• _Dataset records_
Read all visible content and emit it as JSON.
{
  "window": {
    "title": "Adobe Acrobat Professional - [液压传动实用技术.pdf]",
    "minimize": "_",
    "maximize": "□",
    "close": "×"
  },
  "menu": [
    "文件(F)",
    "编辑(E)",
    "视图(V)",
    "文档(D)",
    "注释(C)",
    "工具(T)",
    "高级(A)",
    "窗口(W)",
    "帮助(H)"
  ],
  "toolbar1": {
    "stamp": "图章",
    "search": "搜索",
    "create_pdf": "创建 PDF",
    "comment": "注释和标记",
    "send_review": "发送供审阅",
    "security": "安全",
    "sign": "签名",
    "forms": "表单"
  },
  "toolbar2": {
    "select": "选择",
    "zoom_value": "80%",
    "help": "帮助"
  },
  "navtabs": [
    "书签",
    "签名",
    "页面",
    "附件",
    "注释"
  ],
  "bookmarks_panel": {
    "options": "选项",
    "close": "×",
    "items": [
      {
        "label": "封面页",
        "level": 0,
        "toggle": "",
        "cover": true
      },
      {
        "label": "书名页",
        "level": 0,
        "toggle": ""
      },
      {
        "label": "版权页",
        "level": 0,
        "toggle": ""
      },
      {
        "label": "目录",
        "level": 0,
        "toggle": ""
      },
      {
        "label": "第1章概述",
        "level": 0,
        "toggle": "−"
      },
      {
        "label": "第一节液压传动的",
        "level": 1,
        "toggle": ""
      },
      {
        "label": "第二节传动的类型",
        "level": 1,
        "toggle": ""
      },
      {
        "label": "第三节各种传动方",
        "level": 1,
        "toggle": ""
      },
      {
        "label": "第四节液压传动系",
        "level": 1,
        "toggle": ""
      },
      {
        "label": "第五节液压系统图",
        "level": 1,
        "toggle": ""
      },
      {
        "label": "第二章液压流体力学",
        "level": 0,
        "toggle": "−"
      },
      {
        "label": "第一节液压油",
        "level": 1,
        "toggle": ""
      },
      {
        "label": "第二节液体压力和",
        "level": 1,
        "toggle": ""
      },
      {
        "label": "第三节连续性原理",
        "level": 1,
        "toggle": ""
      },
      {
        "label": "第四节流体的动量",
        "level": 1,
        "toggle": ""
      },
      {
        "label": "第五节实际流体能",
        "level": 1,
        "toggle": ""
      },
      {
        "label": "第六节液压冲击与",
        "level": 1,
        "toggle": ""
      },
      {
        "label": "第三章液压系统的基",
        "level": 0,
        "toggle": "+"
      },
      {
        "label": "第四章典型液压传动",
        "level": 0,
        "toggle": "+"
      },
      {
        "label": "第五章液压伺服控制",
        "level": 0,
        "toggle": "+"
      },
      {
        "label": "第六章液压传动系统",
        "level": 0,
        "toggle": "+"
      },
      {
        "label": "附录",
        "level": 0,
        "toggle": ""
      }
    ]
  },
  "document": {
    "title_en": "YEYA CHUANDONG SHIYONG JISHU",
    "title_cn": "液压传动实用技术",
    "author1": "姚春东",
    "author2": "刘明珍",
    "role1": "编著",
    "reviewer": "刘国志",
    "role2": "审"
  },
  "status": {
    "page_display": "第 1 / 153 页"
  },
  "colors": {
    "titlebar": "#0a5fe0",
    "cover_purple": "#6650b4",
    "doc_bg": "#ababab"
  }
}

• _Problem to solve_
Note how many lines in the listing above hold the string "液压传动实用技术", then give only that figure.

• _Full answer_
2